:: TASK STATEMENT ::
Exactly reproduce the lines from the line that has "What does this" down to the last line of the entries, inclusive.

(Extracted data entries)
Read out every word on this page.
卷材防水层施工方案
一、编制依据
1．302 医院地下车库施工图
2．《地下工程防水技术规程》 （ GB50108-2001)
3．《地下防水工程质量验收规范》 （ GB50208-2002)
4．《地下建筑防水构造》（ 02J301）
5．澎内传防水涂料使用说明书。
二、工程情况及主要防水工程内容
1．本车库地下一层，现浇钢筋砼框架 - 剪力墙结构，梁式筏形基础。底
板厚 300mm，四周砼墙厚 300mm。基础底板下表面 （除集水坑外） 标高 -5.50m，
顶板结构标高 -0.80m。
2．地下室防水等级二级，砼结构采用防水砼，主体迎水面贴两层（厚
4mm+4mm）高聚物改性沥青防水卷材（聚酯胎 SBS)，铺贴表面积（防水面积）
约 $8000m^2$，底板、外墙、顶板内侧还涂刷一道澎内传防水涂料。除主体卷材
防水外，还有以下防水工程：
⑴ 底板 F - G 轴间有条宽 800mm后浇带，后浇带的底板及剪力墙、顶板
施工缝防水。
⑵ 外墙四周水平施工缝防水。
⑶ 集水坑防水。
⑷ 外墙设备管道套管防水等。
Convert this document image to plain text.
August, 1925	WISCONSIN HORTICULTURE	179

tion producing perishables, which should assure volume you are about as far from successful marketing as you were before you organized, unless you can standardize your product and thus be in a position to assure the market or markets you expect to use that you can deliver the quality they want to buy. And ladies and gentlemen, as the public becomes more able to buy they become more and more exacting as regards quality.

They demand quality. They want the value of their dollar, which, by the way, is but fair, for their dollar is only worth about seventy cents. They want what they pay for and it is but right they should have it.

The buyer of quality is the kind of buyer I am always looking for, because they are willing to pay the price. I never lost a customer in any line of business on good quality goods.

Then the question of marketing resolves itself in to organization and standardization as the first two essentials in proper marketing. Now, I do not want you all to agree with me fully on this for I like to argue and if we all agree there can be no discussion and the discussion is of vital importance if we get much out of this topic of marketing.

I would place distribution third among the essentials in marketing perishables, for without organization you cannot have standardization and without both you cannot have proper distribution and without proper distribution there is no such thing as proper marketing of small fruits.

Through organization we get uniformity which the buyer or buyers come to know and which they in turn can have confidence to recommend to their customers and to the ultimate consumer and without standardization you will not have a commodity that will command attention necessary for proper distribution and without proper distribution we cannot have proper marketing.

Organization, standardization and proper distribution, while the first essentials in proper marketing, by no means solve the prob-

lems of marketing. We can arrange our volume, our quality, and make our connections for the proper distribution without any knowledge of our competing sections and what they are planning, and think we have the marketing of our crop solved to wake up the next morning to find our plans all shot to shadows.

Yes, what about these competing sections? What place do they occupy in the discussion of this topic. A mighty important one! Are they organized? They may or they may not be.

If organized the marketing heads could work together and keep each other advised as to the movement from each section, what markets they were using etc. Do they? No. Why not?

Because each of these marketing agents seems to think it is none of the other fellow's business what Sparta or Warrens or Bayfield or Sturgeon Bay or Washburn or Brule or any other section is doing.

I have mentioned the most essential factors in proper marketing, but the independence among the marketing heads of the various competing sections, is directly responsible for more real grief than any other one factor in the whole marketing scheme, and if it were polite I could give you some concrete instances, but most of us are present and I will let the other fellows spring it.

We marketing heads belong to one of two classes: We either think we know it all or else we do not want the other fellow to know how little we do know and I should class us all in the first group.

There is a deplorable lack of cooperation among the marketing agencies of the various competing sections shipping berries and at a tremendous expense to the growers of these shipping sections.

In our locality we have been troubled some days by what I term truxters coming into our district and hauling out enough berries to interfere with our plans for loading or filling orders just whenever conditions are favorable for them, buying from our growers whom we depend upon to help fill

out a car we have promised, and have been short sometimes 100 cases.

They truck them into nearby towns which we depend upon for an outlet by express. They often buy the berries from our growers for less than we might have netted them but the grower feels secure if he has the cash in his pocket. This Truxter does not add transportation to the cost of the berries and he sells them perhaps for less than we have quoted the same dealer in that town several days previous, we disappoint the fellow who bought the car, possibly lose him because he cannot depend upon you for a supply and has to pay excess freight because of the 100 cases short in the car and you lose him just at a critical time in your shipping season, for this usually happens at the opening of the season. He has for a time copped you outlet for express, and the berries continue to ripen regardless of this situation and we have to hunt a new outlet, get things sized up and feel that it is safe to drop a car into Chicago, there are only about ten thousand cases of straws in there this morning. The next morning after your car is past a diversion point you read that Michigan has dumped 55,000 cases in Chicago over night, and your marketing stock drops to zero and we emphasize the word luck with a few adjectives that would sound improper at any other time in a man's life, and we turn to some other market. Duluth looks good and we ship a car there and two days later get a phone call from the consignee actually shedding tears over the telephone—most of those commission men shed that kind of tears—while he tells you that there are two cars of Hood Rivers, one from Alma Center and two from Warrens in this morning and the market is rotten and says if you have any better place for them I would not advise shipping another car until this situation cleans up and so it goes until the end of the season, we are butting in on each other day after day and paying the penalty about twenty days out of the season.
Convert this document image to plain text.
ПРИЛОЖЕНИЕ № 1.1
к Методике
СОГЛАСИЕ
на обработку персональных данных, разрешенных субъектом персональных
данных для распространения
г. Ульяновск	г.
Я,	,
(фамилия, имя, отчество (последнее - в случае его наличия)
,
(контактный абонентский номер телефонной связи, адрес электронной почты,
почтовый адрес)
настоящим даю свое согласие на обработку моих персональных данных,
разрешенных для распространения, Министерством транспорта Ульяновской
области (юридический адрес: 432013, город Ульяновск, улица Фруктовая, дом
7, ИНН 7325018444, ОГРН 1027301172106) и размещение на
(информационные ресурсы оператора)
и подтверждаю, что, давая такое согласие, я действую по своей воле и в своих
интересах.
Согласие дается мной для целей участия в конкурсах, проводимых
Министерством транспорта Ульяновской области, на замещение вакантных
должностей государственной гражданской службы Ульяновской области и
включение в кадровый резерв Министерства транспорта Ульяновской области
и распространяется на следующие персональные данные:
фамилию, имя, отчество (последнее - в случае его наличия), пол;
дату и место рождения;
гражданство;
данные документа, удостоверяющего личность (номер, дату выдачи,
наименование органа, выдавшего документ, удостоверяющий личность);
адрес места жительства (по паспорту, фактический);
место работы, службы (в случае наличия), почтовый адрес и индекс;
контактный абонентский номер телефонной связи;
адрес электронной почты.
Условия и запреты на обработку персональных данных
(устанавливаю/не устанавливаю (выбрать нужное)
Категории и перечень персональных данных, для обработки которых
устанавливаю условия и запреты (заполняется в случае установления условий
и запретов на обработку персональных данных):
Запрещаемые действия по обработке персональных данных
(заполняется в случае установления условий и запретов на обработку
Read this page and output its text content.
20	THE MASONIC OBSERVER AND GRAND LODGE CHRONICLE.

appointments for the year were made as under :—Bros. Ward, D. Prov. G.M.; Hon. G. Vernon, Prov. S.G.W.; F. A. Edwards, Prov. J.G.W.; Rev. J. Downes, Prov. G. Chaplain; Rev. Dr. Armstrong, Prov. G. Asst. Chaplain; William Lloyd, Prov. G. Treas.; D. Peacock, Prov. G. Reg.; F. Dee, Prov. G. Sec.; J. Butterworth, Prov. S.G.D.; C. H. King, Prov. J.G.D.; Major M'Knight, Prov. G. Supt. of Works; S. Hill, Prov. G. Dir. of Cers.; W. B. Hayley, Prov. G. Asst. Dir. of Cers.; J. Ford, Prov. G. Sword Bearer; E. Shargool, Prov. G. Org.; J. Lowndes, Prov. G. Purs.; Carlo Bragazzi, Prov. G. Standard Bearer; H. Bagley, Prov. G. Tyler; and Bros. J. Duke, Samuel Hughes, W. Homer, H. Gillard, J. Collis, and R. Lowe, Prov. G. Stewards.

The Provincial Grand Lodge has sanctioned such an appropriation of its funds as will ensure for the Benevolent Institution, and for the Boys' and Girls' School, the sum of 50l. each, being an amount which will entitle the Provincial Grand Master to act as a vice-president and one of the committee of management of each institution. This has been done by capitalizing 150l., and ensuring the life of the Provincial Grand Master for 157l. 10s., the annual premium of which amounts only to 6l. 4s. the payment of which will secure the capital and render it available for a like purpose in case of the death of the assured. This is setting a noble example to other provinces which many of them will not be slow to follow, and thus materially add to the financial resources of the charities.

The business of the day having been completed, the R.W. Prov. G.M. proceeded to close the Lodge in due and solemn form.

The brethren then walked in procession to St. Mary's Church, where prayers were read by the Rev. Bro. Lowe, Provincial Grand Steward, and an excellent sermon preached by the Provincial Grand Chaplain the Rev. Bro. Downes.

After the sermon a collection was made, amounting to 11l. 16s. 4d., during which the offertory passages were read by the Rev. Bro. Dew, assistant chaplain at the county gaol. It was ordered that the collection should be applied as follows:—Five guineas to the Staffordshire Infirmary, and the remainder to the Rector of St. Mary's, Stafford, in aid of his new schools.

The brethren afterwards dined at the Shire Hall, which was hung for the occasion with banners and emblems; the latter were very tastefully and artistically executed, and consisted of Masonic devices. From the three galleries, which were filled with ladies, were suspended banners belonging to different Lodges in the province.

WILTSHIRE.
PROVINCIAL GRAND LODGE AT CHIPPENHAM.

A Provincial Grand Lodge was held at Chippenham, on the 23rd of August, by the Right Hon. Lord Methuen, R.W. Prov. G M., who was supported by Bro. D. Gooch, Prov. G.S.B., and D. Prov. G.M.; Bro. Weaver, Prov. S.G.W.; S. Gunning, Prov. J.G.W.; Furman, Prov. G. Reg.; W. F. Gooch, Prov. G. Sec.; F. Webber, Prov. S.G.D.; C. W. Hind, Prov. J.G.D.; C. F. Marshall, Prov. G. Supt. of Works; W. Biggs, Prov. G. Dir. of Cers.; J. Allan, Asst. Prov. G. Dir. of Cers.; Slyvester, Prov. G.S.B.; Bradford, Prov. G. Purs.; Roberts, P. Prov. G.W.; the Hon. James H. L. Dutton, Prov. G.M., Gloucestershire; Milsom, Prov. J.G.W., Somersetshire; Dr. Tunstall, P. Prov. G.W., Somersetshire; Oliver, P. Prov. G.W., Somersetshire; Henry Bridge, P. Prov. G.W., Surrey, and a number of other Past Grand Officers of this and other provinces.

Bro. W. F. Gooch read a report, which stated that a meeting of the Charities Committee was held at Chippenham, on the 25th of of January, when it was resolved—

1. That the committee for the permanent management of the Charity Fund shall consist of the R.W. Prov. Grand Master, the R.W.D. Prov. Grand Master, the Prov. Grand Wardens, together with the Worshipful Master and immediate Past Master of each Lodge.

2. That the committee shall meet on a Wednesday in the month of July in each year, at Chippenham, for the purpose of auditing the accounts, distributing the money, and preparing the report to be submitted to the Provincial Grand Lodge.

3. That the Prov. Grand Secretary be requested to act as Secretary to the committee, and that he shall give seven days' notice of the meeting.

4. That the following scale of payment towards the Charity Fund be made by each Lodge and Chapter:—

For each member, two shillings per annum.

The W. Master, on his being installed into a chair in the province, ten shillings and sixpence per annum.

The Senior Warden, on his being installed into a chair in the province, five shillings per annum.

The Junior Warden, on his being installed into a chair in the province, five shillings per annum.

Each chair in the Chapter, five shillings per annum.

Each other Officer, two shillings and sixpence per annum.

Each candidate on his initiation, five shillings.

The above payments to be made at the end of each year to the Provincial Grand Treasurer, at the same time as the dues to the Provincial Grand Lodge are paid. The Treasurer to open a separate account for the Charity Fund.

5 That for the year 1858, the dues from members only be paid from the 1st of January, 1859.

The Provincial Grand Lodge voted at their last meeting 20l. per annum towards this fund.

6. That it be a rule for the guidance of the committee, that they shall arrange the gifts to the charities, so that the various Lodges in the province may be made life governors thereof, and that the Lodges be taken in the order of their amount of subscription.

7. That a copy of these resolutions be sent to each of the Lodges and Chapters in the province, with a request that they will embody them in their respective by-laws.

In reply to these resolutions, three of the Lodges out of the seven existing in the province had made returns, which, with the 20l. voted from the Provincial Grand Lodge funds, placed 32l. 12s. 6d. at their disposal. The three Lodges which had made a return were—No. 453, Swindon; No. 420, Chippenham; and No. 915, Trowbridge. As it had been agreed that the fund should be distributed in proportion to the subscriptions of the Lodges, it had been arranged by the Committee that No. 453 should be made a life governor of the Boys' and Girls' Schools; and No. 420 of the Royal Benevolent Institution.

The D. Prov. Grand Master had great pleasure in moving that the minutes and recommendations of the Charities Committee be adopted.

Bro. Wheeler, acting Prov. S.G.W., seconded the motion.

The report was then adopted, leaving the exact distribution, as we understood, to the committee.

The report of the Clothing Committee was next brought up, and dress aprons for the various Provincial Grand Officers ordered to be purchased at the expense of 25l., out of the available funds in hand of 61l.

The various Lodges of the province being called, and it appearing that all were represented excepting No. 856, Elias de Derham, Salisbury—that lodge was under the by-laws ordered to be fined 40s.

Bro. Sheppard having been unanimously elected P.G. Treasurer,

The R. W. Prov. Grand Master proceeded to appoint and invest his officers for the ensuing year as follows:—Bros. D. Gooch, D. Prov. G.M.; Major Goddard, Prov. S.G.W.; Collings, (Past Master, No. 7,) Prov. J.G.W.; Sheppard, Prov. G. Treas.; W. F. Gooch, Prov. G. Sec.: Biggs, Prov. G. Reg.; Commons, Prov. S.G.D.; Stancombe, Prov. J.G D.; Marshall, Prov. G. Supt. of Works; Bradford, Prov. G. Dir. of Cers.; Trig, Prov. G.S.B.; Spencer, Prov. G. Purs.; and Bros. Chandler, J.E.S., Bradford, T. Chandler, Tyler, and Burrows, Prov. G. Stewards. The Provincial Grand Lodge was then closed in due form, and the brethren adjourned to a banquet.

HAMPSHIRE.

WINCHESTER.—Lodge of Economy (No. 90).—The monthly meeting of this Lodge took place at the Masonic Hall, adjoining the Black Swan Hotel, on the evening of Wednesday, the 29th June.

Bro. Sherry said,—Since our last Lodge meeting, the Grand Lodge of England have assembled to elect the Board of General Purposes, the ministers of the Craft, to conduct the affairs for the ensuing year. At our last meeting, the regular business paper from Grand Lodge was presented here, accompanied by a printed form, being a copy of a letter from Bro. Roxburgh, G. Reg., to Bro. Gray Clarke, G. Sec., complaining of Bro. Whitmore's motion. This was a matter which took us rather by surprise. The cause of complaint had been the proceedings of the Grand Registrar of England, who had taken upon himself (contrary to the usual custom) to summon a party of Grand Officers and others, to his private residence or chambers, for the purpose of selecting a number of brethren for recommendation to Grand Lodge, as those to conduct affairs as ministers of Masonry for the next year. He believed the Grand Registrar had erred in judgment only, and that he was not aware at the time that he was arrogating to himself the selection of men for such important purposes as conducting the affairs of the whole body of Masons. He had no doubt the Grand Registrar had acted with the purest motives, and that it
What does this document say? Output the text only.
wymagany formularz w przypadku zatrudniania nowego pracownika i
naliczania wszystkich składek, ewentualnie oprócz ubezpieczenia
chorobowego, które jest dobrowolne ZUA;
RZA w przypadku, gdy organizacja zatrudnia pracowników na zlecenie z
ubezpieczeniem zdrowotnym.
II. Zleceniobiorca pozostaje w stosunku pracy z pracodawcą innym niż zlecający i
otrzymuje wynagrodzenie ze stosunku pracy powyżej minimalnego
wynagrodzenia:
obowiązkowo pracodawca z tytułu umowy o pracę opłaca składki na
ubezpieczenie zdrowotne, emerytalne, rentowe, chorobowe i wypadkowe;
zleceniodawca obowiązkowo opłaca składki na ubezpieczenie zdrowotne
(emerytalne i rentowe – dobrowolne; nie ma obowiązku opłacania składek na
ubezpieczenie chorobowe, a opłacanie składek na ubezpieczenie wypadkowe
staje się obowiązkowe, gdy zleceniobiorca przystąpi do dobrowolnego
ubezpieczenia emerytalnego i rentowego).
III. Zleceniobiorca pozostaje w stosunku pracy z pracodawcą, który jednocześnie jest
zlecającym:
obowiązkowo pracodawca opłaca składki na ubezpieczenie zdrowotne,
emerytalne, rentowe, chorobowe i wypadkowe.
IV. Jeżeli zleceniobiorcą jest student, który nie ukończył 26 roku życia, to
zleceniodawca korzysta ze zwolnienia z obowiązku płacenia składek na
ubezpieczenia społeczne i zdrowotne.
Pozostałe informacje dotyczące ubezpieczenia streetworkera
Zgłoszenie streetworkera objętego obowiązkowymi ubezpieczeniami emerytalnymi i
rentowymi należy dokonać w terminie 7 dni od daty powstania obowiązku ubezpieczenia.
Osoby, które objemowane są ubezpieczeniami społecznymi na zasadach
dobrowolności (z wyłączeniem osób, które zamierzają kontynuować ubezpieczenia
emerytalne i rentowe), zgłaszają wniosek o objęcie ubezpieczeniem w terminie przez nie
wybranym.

:: FINISHED EXERCISE ::
What does this document say? Output the text only.
wymagany formularz w przypadku zatrudniania nowego pracownika i
naliczania wszystkich składek, ewentualnie oprócz ubezpieczenia
chorobowego, które jest dobrowolne ZUA;
RZA w przypadku, gdy organizacja zatrudnia pracowników na zlecenie z
ubezpieczeniem zdrowotnym.
II. Zleceniobiorca pozostaje w stosunku pracy z pracodawcą innym niż zlecający i
otrzymuje wynagrodzenie ze stosunku pracy powyżej minimalnego
wynagrodzenia:
obowiązkowo pracodawca z tytułu umowy o pracę opłaca składki na
ubezpieczenie zdrowotne, emerytalne, rentowe, chorobowe i wypadkowe;
zleceniodawca obowiązkowo opłaca składki na ubezpieczenie zdrowotne
(emerytalne i rentowe – dobrowolne; nie ma obowiązku opłacania składek na
ubezpieczenie chorobowe, a opłacanie składek na ubezpieczenie wypadkowe
staje się obowiązkowe, gdy zleceniobiorca przystąpi do dobrowolnego
ubezpieczenia emerytalnego i rentowego).
III. Zleceniobiorca pozostaje w stosunku pracy z pracodawcą, który jednocześnie jest
zlecającym:
obowiązkowo pracodawca opłaca składki na ubezpieczenie zdrowotne,
emerytalne, rentowe, chorobowe i wypadkowe.
IV. Jeżeli zleceniobiorcą jest student, który nie ukończył 26 roku życia, to
zleceniodawca korzysta ze zwolnienia z obowiązku płacenia składek na
ubezpieczenia społeczne i zdrowotne.
Pozostałe informacje dotyczące ubezpieczenia streetworkera
Zgłoszenie streetworkera objętego obowiązkowymi ubezpieczeniami emerytalnymi i
rentowymi należy dokonać w terminie 7 dni od daty powstania obowiązku ubezpieczenia.
Osoby, które objemowane są ubezpieczeniami społecznymi na zasadach
dobrowolności (z wyłączeniem osób, które zamierzają kontynuować ubezpieczenia
emerytalne i rentowe), zgłaszają wniosek o objęcie ubezpieczeniem w terminie przez nie
wybranym.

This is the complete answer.